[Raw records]

- - -

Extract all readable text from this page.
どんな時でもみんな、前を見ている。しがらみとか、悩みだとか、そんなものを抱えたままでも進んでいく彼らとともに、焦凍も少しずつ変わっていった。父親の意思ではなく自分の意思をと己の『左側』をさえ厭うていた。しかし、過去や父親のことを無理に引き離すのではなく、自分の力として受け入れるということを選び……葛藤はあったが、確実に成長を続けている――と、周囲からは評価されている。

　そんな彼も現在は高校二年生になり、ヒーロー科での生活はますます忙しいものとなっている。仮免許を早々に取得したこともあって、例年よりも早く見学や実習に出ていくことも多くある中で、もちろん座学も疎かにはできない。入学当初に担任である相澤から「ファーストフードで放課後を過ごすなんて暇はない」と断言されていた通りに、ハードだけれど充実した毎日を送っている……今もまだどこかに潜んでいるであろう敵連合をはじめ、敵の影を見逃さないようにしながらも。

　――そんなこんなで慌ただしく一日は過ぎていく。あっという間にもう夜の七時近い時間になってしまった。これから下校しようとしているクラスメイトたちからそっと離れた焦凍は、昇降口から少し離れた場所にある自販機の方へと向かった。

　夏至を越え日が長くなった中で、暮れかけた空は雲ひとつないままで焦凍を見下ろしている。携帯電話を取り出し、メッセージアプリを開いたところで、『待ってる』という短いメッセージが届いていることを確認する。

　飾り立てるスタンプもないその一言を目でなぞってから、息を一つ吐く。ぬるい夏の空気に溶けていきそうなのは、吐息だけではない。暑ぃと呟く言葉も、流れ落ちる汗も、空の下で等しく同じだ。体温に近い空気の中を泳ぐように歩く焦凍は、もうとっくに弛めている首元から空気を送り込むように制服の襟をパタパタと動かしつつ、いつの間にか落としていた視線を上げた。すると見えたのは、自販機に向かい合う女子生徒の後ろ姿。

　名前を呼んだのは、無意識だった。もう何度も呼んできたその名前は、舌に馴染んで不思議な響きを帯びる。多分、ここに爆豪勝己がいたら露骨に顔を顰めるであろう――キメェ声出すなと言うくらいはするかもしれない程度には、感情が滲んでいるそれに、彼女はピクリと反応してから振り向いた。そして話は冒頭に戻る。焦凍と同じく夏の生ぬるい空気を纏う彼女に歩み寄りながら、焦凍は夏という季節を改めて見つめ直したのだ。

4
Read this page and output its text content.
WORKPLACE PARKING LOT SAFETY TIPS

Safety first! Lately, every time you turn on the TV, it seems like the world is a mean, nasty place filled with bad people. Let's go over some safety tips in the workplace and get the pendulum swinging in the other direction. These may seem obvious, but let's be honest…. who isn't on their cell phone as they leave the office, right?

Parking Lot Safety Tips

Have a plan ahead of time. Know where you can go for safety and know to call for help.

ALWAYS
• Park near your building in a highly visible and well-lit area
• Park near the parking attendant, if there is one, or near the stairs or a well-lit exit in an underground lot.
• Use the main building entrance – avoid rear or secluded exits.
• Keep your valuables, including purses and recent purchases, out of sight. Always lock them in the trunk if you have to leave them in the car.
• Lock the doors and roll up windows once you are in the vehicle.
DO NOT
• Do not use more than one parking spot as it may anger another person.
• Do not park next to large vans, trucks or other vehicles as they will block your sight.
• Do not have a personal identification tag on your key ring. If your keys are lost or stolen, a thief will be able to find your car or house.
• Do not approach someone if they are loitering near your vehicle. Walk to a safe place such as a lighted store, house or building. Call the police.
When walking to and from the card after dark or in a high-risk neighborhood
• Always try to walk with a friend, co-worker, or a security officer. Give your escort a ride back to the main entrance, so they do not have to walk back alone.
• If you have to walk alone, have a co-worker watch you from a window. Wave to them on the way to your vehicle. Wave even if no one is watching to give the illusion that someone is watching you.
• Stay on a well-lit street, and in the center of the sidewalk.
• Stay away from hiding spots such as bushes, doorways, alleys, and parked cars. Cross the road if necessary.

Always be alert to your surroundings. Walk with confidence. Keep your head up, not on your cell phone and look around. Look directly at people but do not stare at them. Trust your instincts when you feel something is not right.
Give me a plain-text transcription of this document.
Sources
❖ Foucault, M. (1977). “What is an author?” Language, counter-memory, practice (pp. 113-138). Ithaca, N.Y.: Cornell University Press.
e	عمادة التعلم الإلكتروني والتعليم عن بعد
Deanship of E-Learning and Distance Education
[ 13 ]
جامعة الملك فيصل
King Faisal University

- - -

◆ STATED TASK ◆
Starting with the line that contains "Give me a plain-text", repeat each line through the last one exactly as it appears. Include both ends and nothing more.

◆ ANSWER FOR THIS EXERCISE ◆
Give me a plain-text transcription of this document.
Sources
❖ Foucault, M. (1977). “What is an author?” Language, counter-memory, practice (pp. 113-138). Ithaca, N.Y.: Cornell University Press.
e	عمادة التعلم الإلكتروني والتعليم عن بعد
Deanship of E-Learning and Distance Education
[ 13 ]
جامعة الملك فيصل
King Faisal University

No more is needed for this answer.